> [WHAT IS NEEDED]:
Wherever a line holds the word "name", copy that line out.

— Start —

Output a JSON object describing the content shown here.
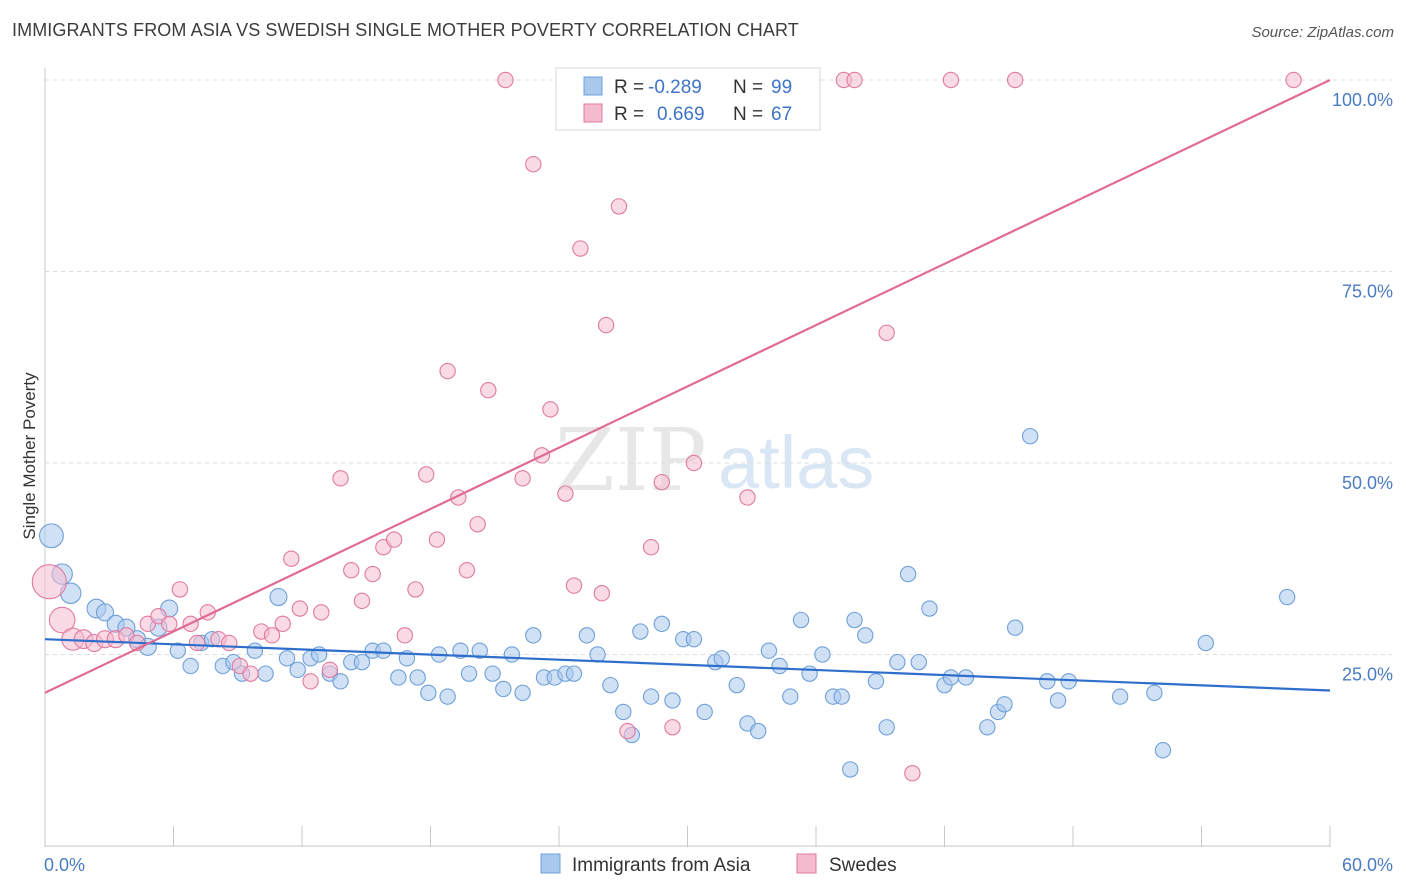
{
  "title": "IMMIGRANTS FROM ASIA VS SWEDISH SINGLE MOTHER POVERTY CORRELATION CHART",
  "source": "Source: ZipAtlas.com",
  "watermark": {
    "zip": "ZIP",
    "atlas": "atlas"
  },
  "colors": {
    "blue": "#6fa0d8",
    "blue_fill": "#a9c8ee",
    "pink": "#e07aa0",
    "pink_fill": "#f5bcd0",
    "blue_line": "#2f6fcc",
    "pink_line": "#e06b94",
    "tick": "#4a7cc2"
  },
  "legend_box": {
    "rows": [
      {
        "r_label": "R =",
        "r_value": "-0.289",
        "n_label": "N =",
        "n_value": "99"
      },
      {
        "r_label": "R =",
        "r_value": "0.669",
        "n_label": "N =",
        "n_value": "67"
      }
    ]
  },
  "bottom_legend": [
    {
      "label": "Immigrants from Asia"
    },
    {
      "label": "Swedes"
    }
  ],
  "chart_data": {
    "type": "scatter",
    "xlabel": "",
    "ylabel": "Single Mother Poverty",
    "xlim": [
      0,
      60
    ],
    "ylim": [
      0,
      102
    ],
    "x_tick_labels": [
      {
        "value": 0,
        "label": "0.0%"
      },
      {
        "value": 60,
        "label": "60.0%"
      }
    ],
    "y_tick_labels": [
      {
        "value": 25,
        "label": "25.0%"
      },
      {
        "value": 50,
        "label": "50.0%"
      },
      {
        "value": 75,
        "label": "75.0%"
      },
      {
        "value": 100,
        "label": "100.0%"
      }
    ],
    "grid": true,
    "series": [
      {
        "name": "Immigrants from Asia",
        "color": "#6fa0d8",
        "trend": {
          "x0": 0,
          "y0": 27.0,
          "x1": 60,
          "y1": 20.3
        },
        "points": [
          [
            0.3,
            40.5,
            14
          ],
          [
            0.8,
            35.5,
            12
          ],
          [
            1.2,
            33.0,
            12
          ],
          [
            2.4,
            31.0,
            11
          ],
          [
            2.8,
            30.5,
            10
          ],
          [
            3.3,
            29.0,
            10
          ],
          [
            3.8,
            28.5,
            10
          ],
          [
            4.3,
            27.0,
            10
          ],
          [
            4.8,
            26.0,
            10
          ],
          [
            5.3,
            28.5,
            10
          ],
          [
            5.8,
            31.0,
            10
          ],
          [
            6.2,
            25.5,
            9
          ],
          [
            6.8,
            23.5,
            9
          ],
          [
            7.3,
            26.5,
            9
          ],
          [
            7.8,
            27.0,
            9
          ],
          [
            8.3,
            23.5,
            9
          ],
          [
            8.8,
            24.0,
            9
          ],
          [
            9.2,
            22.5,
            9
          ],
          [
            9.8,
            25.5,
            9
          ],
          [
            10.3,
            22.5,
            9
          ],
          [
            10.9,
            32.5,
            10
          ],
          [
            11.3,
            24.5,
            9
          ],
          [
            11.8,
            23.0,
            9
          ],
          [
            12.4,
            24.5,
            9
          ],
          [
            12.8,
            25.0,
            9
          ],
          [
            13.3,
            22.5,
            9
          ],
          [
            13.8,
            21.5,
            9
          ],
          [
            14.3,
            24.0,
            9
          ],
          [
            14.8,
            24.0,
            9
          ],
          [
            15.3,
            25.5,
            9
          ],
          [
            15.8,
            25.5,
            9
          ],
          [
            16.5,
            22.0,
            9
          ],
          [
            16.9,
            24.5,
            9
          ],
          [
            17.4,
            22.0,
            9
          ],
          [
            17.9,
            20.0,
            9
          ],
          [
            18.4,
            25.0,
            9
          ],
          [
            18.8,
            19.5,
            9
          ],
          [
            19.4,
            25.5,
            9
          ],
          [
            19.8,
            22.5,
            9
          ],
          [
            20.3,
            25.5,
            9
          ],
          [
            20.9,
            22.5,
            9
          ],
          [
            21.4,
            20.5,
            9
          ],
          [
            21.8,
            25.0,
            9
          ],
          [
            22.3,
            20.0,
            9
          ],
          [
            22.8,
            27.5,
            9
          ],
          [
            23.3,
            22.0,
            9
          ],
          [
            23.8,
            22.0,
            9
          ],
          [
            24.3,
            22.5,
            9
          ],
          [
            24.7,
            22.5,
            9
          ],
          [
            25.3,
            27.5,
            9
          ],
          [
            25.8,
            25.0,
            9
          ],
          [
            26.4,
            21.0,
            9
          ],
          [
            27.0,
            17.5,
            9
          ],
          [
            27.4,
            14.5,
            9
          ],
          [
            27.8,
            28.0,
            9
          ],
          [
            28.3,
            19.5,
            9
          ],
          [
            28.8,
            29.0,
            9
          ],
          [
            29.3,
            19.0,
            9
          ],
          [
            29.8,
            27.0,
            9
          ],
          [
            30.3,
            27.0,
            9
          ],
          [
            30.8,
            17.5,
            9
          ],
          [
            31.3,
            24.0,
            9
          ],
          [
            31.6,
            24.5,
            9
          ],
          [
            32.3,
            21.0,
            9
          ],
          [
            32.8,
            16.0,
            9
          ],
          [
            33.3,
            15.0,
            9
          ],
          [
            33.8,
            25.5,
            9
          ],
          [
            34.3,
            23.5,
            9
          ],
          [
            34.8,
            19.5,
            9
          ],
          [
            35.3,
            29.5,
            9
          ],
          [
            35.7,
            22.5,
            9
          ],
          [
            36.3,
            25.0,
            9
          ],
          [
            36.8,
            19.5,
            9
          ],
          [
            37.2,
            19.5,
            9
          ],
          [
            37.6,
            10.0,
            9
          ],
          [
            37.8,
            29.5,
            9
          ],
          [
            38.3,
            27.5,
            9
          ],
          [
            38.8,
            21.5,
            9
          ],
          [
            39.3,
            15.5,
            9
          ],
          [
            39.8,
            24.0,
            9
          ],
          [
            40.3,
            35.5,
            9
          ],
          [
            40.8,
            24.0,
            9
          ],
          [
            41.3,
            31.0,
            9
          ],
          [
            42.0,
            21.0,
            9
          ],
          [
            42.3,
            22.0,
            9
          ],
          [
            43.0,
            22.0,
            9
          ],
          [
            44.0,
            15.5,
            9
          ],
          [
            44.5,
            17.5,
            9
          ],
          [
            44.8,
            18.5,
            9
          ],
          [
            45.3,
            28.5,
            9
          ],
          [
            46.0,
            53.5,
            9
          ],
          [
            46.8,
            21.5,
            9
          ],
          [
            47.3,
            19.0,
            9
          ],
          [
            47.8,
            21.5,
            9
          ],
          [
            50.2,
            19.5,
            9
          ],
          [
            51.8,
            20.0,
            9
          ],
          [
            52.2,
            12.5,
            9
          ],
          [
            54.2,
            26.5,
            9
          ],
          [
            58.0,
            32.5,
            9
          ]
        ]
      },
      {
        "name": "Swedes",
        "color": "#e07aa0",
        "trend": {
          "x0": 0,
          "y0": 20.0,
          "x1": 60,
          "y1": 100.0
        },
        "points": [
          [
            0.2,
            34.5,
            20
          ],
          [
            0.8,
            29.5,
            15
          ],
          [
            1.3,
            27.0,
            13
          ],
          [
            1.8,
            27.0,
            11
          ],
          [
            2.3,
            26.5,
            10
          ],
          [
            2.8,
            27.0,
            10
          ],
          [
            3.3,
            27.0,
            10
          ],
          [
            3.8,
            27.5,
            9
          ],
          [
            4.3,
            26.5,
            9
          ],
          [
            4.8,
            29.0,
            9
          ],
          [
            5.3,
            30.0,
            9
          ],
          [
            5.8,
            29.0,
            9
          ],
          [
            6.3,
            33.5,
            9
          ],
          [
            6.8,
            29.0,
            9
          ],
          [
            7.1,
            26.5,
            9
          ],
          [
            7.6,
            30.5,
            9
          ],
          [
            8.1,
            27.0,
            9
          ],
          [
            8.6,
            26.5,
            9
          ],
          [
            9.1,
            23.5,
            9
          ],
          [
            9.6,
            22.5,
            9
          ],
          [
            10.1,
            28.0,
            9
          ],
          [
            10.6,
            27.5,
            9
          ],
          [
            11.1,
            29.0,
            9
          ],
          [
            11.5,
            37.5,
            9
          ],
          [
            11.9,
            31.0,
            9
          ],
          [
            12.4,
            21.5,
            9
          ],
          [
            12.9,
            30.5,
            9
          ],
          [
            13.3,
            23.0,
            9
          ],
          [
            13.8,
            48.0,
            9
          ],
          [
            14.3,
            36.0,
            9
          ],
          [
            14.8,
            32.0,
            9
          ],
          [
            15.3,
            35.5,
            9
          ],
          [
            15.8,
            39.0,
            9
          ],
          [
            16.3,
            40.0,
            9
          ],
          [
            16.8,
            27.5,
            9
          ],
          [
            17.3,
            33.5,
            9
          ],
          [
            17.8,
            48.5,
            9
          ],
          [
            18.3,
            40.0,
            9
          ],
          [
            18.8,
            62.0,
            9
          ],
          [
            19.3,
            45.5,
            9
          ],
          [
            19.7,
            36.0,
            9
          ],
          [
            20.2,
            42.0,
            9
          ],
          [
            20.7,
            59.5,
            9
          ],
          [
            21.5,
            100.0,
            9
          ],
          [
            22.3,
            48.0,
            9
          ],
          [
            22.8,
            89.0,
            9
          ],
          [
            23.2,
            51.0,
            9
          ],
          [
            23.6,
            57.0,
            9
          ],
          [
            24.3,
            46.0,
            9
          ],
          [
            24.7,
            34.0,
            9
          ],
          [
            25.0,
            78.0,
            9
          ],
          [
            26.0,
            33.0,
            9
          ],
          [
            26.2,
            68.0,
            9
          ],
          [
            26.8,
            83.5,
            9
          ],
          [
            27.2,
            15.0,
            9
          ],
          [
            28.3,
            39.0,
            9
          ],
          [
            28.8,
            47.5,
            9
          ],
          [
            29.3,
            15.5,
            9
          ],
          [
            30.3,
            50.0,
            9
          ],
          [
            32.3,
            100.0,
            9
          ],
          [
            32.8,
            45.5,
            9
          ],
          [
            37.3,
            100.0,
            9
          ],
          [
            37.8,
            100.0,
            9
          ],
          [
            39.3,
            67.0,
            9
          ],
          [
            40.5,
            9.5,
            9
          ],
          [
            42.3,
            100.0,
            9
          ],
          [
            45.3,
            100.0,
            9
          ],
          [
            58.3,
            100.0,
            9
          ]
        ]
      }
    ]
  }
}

— End —

> [RESPONSE TO THIS TASK]:
        "name": "Immigrants from Asia",
        "name": "Swedes",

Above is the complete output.